**Objective:**
Find the string "header" in the records. Copy every line it appears in.

**Entries:**
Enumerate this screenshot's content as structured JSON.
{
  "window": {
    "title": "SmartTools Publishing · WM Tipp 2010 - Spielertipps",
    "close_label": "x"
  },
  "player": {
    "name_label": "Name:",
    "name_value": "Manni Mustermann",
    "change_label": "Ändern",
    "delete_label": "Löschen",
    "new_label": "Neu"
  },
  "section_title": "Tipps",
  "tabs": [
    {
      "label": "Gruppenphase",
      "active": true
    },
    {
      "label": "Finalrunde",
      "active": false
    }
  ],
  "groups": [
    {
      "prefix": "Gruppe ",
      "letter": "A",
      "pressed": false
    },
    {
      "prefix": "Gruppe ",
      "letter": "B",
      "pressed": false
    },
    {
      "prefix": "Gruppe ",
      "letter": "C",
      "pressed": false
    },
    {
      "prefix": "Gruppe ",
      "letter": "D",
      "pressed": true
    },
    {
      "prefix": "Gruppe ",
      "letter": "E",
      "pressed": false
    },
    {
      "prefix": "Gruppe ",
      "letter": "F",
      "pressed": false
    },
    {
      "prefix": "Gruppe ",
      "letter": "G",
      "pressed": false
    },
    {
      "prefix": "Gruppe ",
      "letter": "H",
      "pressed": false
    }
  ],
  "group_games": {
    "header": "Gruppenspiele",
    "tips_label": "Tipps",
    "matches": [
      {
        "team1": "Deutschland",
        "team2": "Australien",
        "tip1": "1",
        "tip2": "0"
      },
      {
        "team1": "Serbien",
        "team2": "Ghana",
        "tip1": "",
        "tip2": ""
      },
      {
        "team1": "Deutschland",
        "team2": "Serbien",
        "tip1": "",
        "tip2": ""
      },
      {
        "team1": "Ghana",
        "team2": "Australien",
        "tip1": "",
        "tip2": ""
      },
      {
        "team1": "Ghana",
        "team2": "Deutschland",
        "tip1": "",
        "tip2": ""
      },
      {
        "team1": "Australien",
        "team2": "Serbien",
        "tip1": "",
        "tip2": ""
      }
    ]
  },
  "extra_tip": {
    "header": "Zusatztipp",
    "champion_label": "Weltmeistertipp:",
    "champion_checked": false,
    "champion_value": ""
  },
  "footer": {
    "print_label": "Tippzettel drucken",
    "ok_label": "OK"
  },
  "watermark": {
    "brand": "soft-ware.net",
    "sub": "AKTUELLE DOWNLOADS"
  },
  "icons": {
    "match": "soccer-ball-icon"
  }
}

**Worked answer:**
    "header": "Gruppenspiele",
    "header": "Zusatztipp",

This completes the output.